**Written request**.
Copy every line that holds "ffffff".

**Provided information**.
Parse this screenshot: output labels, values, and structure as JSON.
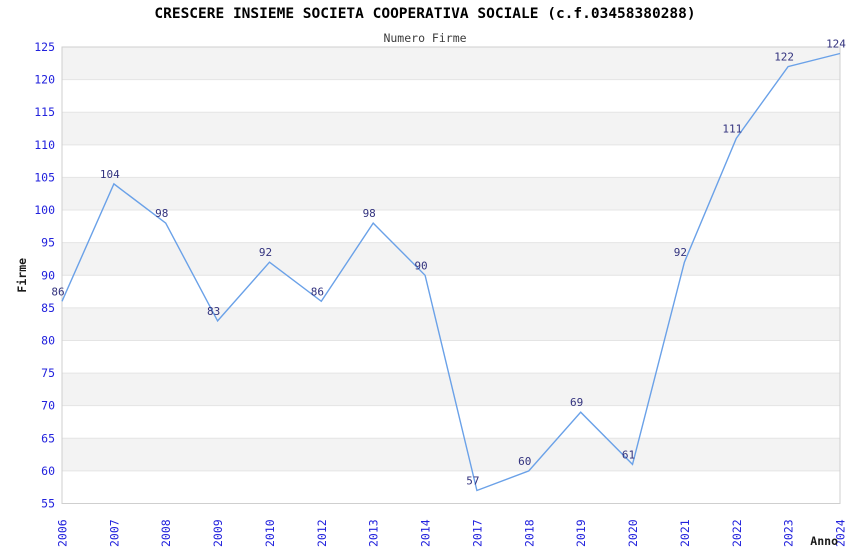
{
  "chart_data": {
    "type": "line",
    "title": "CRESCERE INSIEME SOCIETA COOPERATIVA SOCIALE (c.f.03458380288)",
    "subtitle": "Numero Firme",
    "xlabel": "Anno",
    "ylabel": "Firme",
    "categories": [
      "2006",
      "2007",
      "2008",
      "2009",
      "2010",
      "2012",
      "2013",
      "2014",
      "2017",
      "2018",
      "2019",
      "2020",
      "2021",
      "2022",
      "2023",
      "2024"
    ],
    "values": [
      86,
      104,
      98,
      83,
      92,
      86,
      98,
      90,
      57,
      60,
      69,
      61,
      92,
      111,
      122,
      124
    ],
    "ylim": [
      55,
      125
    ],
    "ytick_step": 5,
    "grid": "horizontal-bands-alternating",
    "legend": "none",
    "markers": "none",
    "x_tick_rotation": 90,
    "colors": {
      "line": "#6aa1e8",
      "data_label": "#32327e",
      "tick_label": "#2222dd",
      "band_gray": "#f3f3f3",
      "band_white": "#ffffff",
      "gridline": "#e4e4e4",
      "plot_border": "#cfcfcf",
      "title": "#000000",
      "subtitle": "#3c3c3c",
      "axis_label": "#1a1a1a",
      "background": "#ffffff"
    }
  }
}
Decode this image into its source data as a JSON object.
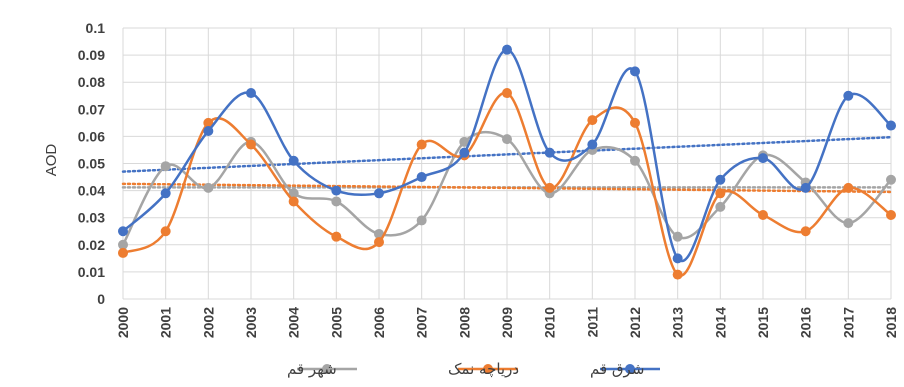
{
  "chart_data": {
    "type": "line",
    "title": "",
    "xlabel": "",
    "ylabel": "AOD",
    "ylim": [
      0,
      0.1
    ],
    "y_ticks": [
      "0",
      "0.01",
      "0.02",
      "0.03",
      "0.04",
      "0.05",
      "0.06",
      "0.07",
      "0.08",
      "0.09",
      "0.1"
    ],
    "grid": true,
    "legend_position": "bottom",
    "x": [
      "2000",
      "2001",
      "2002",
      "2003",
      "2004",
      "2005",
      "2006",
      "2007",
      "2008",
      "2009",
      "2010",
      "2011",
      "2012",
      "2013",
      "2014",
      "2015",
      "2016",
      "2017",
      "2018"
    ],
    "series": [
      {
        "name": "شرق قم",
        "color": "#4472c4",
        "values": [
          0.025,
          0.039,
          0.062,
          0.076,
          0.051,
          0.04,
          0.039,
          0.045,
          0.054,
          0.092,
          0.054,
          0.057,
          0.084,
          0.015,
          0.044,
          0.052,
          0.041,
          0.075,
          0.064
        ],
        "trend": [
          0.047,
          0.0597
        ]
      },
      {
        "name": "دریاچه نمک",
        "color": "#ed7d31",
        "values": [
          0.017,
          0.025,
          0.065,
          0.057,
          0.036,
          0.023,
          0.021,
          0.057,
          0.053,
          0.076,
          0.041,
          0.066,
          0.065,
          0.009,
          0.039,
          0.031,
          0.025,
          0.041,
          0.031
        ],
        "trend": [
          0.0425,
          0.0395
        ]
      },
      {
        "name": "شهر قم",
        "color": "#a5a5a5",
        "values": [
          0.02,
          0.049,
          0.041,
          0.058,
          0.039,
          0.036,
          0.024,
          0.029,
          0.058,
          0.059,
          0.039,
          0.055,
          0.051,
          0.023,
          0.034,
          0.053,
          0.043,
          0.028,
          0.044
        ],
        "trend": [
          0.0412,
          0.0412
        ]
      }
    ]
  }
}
--
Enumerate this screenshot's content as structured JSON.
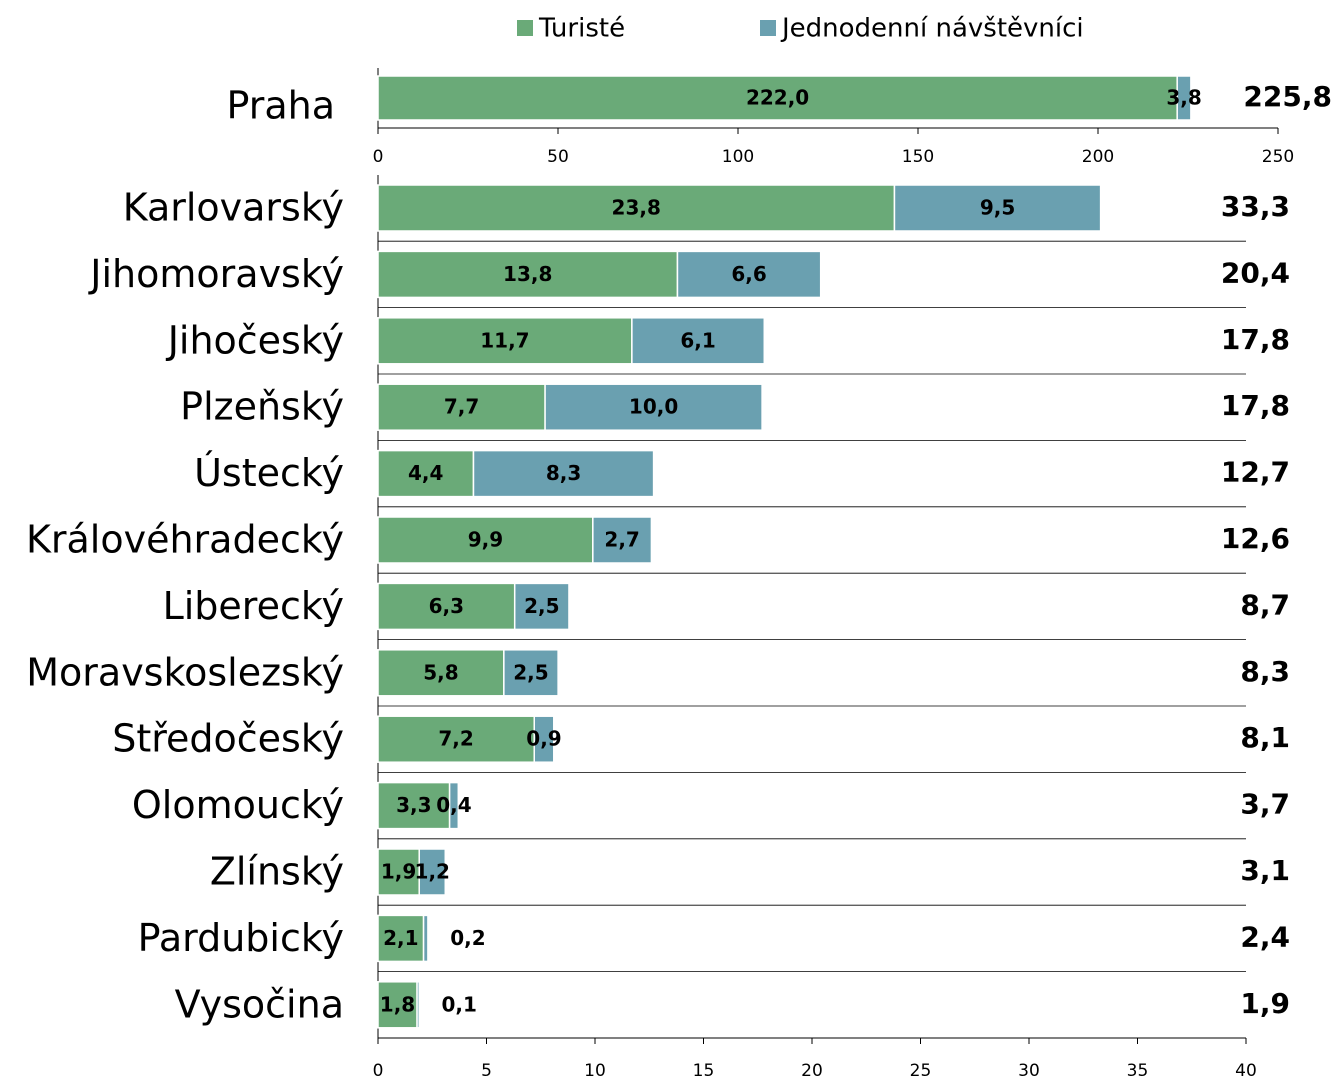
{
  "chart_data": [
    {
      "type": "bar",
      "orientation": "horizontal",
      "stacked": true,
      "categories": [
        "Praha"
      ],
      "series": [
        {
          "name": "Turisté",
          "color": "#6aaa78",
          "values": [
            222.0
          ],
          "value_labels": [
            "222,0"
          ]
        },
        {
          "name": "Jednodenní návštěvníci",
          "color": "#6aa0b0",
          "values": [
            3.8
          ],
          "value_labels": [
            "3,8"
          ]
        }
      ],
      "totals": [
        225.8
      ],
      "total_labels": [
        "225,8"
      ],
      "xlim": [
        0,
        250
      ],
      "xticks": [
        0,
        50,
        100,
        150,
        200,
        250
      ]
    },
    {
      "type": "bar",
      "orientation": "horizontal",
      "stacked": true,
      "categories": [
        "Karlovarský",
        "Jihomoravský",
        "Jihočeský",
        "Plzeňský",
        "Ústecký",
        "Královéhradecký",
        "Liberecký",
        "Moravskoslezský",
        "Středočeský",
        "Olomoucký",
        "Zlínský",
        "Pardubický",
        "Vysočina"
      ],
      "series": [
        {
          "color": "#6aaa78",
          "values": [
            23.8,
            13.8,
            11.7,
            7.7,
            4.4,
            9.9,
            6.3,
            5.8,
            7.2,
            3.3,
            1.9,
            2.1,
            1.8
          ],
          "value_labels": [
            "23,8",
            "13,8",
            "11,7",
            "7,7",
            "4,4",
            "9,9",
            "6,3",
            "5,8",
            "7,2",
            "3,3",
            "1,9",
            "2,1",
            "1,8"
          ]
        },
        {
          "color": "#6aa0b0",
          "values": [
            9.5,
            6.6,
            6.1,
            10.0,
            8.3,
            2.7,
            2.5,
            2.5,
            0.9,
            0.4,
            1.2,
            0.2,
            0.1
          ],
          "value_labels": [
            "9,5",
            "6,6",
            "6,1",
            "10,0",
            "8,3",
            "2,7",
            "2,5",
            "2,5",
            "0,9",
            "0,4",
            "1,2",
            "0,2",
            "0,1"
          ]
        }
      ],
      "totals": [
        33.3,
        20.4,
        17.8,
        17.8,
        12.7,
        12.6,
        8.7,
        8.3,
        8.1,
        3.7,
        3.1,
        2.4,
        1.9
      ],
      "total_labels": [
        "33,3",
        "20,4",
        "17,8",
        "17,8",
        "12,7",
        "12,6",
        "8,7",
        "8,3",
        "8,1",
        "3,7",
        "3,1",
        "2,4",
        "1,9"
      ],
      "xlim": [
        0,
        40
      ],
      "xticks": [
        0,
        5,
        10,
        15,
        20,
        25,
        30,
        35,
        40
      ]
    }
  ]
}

**Result for this exercise**.
      "band_white": "#ffffff",
      "background": "#ffffff"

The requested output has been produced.